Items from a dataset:
* Start *
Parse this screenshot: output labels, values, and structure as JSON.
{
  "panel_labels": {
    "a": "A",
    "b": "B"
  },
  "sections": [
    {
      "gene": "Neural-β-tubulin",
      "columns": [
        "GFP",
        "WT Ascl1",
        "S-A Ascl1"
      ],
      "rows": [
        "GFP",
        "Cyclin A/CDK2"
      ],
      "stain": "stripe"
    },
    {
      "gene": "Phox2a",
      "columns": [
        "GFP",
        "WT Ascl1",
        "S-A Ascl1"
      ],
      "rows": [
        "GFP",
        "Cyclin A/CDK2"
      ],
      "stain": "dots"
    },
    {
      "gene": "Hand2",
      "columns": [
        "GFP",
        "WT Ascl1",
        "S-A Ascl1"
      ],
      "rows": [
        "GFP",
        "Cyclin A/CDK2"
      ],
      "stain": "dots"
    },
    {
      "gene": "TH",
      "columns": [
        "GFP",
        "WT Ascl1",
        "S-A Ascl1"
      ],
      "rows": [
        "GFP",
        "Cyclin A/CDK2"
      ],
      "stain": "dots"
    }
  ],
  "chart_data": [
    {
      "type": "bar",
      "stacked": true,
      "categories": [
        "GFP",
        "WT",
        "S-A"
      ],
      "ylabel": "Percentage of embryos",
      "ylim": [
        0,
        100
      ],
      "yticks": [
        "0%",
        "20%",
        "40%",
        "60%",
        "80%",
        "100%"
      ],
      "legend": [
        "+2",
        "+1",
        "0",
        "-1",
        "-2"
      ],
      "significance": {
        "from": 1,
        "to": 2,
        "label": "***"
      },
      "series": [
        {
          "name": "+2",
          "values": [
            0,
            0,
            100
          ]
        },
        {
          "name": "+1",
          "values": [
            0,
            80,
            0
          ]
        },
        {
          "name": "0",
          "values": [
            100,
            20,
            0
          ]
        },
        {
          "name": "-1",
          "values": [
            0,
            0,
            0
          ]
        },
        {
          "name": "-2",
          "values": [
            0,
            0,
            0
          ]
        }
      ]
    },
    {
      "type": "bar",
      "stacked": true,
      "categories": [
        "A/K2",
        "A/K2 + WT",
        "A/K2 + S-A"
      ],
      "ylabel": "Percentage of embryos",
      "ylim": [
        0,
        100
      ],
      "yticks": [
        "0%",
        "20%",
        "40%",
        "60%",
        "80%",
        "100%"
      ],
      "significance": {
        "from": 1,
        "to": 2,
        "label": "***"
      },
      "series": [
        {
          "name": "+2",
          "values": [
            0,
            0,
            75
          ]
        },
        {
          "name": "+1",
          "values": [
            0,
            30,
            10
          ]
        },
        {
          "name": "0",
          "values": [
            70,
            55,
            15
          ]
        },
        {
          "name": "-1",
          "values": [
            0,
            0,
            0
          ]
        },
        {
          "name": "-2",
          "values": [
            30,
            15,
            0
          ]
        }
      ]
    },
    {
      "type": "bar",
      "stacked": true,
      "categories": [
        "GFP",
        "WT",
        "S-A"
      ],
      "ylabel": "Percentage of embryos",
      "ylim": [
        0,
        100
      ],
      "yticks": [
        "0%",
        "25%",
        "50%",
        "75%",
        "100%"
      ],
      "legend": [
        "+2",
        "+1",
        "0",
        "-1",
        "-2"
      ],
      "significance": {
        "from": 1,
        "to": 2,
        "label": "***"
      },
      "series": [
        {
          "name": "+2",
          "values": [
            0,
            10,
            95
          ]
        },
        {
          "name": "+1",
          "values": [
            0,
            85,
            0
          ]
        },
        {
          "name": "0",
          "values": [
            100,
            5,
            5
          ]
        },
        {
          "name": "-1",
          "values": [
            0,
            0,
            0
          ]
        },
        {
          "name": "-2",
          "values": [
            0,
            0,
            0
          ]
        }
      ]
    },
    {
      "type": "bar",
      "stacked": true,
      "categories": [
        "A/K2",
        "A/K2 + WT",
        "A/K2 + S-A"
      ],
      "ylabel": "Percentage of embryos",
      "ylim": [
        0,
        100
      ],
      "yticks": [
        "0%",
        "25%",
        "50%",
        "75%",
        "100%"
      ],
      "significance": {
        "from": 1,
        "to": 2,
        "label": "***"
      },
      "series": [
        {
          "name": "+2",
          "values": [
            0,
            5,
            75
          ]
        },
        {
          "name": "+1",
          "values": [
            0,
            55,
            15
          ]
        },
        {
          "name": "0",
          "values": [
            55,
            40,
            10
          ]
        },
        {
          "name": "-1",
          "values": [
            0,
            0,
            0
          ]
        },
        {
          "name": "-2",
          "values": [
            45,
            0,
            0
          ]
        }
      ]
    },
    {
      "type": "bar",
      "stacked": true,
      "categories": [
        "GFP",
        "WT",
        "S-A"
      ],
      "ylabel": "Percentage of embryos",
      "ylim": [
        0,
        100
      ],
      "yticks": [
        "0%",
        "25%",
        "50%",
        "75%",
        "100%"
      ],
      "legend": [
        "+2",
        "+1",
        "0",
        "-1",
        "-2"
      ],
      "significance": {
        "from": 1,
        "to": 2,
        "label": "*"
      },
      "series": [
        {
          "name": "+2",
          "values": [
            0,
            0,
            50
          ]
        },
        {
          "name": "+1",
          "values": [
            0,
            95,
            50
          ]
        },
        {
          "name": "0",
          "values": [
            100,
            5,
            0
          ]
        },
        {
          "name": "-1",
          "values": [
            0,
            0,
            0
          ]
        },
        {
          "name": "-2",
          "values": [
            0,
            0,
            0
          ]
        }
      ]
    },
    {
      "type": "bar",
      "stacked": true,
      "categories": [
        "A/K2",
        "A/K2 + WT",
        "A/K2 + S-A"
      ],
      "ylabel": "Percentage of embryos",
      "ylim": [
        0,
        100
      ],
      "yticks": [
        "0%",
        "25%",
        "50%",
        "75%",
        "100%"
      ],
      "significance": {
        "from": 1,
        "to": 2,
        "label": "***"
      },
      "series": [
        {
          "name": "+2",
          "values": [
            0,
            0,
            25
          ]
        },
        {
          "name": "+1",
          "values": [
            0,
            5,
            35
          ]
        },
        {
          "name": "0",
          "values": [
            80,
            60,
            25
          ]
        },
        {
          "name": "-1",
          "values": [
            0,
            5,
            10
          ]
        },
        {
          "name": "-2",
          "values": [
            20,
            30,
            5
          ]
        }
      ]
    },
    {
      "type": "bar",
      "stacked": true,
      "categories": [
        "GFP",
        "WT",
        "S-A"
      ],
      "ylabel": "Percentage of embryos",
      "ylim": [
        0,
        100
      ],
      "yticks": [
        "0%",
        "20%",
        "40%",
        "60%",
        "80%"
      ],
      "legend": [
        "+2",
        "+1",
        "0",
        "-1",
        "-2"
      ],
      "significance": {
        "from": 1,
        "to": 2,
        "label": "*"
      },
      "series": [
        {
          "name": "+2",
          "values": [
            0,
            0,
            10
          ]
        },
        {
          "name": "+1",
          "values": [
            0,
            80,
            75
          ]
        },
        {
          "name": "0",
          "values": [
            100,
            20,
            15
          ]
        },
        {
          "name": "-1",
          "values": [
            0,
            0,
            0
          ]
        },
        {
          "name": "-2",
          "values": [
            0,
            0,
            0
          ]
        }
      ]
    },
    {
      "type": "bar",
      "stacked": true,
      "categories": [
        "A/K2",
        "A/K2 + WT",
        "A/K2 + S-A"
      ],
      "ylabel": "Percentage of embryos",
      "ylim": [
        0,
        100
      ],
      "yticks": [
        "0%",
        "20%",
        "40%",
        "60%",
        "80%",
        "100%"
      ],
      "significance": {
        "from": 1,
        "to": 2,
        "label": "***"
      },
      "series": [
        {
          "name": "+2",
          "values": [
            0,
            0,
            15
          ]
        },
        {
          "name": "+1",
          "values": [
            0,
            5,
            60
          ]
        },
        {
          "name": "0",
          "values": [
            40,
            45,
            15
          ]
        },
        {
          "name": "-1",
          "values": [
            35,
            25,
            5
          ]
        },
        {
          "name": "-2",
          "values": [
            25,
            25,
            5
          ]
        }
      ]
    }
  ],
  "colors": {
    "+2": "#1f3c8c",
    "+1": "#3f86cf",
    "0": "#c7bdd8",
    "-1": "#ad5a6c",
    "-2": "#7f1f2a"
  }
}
* End *
→ **Exercise description**
Please list every line of the records that contains "gene".

→ **Written reply**
      "gene": "Neural-β-tubulin",
      "gene": "Phox2a",
      "gene": "Hand2",
      "gene": "TH",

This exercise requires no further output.